Read the records below. Copy each line where the string "times" occurs.

* BEGIN EXERCISE INPUTS *

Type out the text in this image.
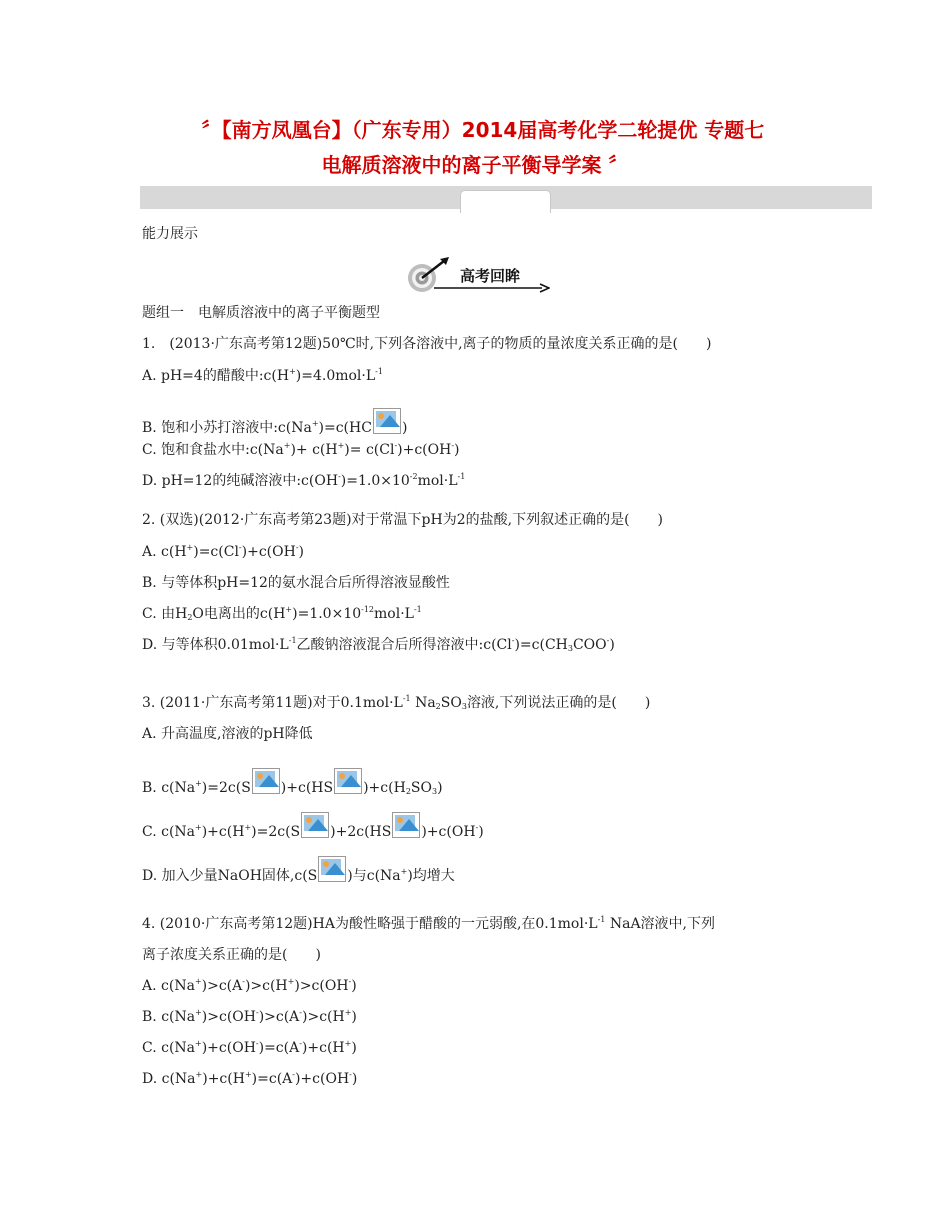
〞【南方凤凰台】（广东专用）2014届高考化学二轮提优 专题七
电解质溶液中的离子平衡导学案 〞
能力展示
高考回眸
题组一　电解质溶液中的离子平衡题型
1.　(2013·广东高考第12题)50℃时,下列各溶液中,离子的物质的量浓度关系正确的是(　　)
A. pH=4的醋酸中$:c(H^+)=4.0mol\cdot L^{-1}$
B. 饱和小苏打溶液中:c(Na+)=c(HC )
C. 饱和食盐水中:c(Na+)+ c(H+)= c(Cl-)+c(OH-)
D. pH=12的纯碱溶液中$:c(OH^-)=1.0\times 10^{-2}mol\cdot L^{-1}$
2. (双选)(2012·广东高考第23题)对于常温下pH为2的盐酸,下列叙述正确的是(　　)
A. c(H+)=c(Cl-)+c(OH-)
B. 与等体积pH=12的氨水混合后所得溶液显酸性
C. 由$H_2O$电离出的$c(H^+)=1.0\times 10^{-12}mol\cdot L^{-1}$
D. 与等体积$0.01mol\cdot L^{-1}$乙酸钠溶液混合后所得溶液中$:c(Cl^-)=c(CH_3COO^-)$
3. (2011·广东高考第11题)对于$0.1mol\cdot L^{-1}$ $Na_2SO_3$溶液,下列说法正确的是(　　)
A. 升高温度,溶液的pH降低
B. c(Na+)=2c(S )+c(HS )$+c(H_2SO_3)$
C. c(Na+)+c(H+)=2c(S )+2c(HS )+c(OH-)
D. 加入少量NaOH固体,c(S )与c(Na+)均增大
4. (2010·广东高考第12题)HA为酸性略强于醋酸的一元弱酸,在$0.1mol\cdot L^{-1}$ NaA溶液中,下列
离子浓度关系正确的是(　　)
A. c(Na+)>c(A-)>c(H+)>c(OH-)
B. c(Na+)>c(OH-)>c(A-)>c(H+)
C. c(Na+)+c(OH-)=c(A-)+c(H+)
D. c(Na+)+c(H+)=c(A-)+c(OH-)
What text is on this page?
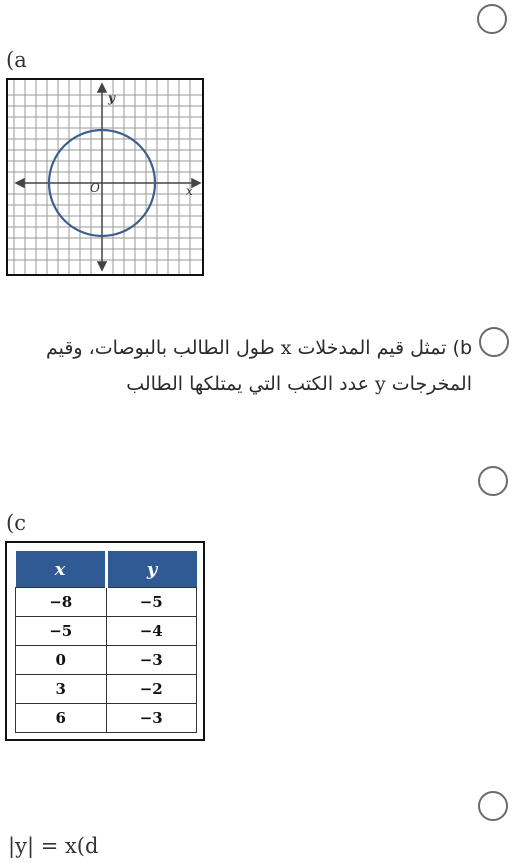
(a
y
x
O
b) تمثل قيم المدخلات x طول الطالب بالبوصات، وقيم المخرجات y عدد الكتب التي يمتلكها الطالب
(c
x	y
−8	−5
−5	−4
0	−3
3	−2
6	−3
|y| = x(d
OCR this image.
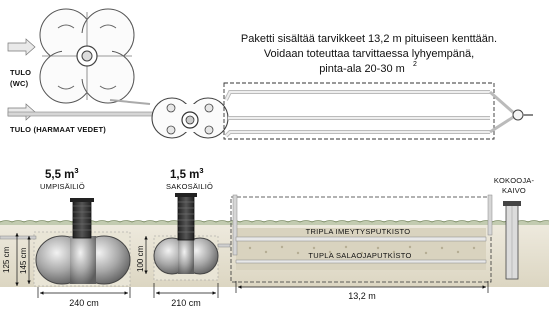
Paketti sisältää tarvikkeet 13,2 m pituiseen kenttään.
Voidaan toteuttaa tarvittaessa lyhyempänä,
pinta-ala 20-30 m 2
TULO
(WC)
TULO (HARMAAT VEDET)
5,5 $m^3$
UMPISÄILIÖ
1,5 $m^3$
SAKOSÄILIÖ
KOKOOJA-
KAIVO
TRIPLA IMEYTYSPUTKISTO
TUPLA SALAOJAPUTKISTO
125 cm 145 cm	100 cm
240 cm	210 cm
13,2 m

* END EXERCISE INPUTS *

▶ [EXERCISE RESPONSE]:
D. pH=12的纯碱溶液中$:c(OH^-)=1.0\times 10^{-2}mol\cdot L^{-1}$
C. 由$H_2O$电离出的$c(H^+)=1.0\times 10^{-12}mol\cdot L^{-1}$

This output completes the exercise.